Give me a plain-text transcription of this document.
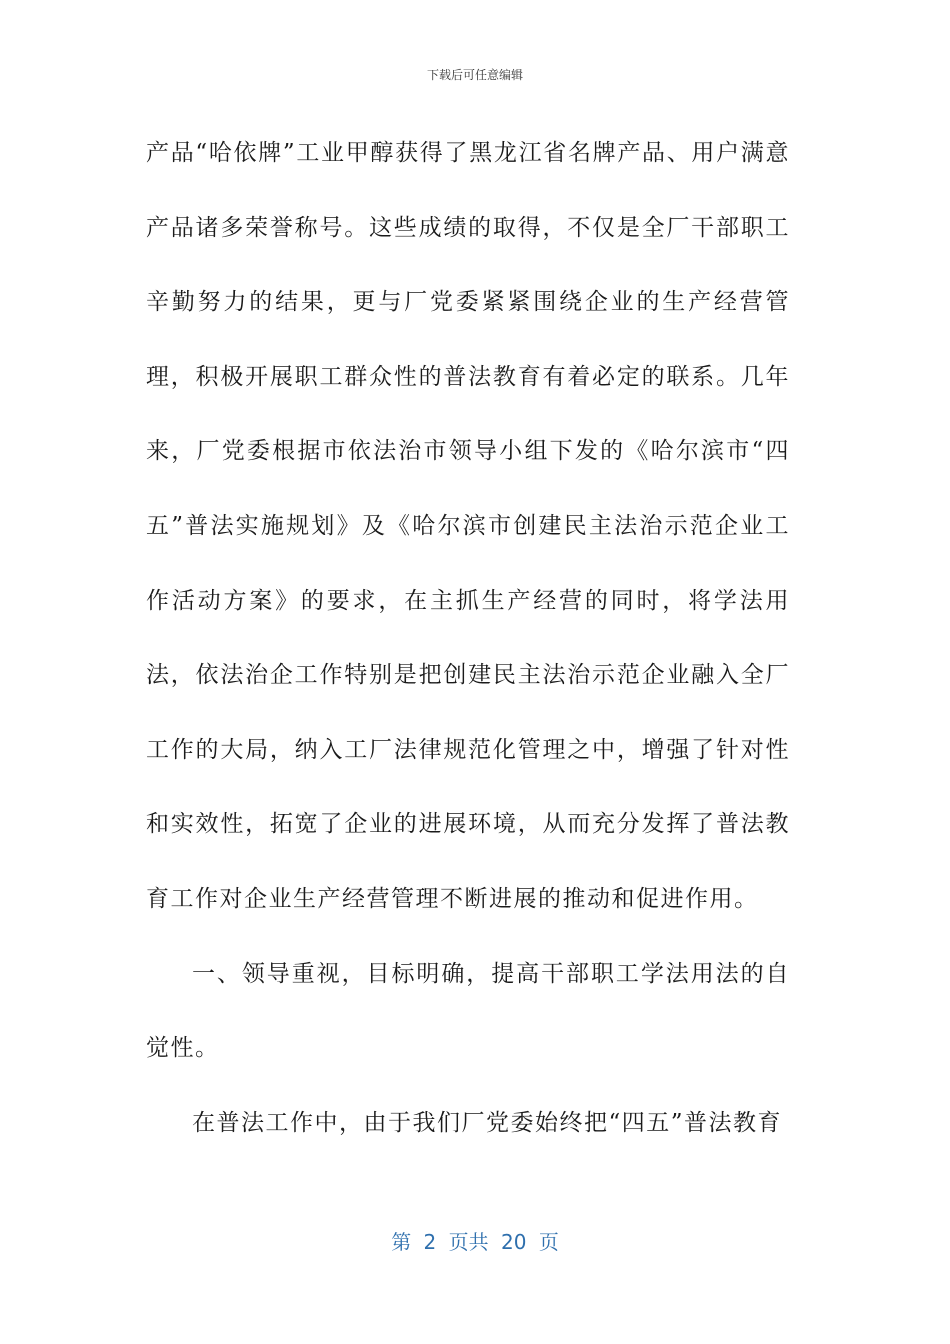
下载后可任意编辑

产品“哈依牌”工业甲醇获得了黑龙江省名牌产品、用户满意产品诸多荣誉称号。这些成绩的取得，不仅是全厂干部职工辛勤努力的结果，更与厂党委紧紧围绕企业的生产经营管理，积极开展职工群众性的普法教育有着必定的联系。几年来，厂党委根据市依法治市领导小组下发的《哈尔滨市“四五”普法实施规划》及《哈尔滨市创建民主法治示范企业工作活动方案》的要求，在主抓生产经营的同时，将学法用法，依法治企工作特别是把创建民主法治示范企业融入全厂工作的大局，纳入工厂法律规范化管理之中，增强了针对性和实效性，拓宽了企业的进展环境，从而充分发挥了普法教育工作对企业生产经营管理不断进展的推动和促进作用。

一、领导重视，目标明确，提高干部职工学法用法的自觉性。

在普法工作中，由于我们厂党委始终把“四五”普法教育

第 2 页共 20 页
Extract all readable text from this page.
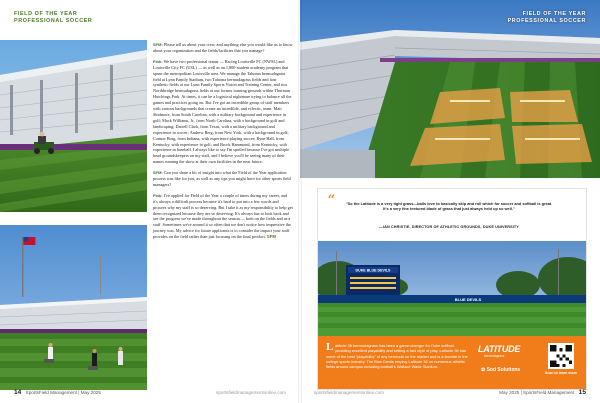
FIELD OF THE YEAR
PROFESSIONAL SOCCER

SFM: Please tell us about your crew, and anything else you would like us to know about your organization and the fields/facilities that you manage?

Fink: We have two professional teams — Racing Louisville FC (NWSL) and Louisville City FC (USL) — as well as an 1,800-student academy program that spans the metropolitan Louisville area. We manage the Tahoma bermudagrass field at Lynn Family Stadium, two Tahoma bermudagrass fields and four synthetic fields at our Lynn Family Sports Vision and Training Center, and two Northbridge bermudagrass fields at our former training grounds within Thurman Hutchings Park. At times, it can be a logistical nightmare trying to balance all the games and practices going on. But I've got an incredible group of staff members with various backgrounds that create an incredible, and eclectic, team: Matt Skidmore, from South Carolina, with a military background and experience in golf; Mack Williams, Jr., from North Carolina, with a background in golf and landscaping; Darrell Clark, from Texas, with a military background and experience in soccer; Andrew Berg, from New York, with a background in golf; Connor Borg, from Indiana, with experience playing soccer; Ryne Hall, from Kentucky, with experience in golf; and Brock Hammond, from Kentucky, with experience in baseball. I always like to say I'm spoiled because I've got multiple head groundskeepers on my staff, and I believe you'll be seeing many of their names running the show at their own facilities in the near future.

SFM: Can you share a bit of insight into what the Field of the Year application process was like for you, as well as any tips you might have for other sports field managers?

Fink: I've applied for Field of the Year a couple of times during my career, and it's always a difficult process because it's hard to put into a few words and pictures why my staff is so deserving. But I take it as my responsibility to help get them recognized because they are so deserving. It's always fun to look back and see the progress we've made throughout the season — both on the fields and as a staff. Sometimes we're around it so often that we don't notice how impressive the journey was. My advice for future applicants is to consider the impact your staff provides on the field rather than just focusing on the final product. SFM

14 SportsField Management | May 2025	sportsfieldmanagementonline.com
FIELD OF THE YEAR
PROFESSIONAL SOCCER
“	"So the Latitude is a very tight grass—balls love to basically skip and roll which for soccer and softball is great. It's a very fine textured blade of grass that just always held up so well."
—IAN CHRISTIE, DIRECTOR OF ATHLETIC GROUNDS, DUKE UNIVERSITY
DUKE BLUE DEVILS
BLUE DEVILS
Latitude 36 bermudagrass has been a game-changer for Duke softball, providing excellent playability and setting a fast style of play. Latitude 36 has some of the best "playability" of any bermuda on the market and is a favorite in the college sports industry. The Blue Devils employ Latitude 36 on numerous athletic fields around campus including football's Wallace Wade Stadium.
LATITUDE
bermudagrass
✿ Sod Solutions	Scan to learn more
sportsfieldmanagementonline.com	May 2025 | SportsField Management 15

::::::::

WHAT YOU NEED TO DO ->
All lines in the data that contain the word "softball" should be copied.

EXPECTED ANSWER ->
“	"So the Latitude is a very tight grass—balls love to basically skip and roll which for soccer and softball is great. It's a very fine textured blade of grass that just always held up so well."
Latitude 36 bermudagrass has been a game-changer for Duke softball, providing excellent playability and setting a fast style of play. Latitude 36 has some of the best "playability" of any bermuda on the market and is a favorite in the college sports industry. The Blue Devils employ Latitude 36 on numerous athletic fields around campus including football's Wallace Wade Stadium.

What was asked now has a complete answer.